What lines in the records below mention "pregnancy"? List them all.

[Opening Record extracts section]

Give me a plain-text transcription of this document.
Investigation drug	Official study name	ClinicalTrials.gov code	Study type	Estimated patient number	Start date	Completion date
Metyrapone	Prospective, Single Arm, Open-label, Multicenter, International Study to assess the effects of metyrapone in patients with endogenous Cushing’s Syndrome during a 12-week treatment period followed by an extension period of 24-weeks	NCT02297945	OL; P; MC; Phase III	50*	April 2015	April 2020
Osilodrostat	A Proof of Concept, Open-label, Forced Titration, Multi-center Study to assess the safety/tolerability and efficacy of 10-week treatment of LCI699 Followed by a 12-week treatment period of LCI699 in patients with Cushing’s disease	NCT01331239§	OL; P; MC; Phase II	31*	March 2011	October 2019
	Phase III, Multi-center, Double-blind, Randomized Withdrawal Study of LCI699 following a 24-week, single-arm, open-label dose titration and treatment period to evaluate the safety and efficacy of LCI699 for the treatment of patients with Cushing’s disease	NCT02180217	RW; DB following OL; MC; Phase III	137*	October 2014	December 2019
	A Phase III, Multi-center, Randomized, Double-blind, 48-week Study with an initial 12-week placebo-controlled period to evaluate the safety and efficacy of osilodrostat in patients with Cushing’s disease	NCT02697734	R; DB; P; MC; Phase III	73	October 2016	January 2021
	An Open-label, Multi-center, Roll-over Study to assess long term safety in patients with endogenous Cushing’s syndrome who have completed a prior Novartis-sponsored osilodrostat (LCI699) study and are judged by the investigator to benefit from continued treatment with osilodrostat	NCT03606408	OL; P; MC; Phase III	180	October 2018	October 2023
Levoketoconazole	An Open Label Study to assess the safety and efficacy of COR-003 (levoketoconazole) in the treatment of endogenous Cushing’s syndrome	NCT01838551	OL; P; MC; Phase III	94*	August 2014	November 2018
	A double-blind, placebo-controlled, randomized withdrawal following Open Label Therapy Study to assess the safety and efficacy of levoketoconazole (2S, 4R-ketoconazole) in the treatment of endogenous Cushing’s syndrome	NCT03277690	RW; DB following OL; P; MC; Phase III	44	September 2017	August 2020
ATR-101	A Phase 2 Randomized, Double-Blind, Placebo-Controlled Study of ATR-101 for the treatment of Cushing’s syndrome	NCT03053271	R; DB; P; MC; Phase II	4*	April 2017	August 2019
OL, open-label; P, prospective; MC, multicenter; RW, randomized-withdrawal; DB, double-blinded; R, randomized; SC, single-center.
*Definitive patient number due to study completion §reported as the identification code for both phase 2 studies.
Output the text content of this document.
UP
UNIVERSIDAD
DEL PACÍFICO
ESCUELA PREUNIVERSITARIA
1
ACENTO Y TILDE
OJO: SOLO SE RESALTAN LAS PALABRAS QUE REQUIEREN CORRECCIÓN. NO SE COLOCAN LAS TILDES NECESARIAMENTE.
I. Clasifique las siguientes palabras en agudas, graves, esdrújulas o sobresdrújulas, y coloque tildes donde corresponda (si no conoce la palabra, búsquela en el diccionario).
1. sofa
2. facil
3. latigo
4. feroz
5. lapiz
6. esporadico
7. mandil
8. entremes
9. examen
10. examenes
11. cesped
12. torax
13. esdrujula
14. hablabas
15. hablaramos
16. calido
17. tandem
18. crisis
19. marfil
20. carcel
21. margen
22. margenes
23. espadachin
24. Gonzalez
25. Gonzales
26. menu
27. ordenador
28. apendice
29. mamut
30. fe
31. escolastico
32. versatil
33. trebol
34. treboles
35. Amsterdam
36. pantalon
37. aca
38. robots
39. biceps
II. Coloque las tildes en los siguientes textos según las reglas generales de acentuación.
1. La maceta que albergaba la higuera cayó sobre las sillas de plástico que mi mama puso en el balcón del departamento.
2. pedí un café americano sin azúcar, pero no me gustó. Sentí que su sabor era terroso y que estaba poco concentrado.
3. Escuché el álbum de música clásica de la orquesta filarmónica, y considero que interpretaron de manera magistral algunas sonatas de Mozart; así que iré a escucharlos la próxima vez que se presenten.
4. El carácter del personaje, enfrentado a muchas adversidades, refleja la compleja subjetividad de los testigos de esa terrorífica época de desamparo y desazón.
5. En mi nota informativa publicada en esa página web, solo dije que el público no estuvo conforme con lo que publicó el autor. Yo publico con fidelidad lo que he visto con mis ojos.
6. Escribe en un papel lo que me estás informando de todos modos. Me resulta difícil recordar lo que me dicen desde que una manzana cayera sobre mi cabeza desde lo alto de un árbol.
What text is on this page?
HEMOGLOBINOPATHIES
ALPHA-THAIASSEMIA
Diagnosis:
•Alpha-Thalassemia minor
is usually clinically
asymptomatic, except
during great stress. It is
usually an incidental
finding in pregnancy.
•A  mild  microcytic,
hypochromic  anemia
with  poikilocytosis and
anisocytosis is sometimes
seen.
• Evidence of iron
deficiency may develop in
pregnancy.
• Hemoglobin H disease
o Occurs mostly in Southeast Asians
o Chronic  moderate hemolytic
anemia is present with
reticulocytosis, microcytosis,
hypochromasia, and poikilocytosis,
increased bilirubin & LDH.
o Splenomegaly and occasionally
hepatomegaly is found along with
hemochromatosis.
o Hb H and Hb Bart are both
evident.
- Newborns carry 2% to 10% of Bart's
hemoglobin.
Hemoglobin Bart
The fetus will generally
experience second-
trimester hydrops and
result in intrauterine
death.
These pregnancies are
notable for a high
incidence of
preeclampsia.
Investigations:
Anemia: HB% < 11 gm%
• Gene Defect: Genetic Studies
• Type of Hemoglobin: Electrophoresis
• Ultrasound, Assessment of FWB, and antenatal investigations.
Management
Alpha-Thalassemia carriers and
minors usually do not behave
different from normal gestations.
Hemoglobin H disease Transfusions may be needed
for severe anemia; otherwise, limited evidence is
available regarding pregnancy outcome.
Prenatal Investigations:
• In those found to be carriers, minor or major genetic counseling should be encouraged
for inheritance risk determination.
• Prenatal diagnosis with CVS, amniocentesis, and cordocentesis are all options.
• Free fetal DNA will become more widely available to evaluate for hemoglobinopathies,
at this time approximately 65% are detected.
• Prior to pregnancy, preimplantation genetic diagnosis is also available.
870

[Closing Record extracts section]

• _Response_:
finding in pregnancy.
pregnancy.
available regarding pregnancy outcome.
• Prior to pregnancy, preimplantation genetic diagnosis is also available.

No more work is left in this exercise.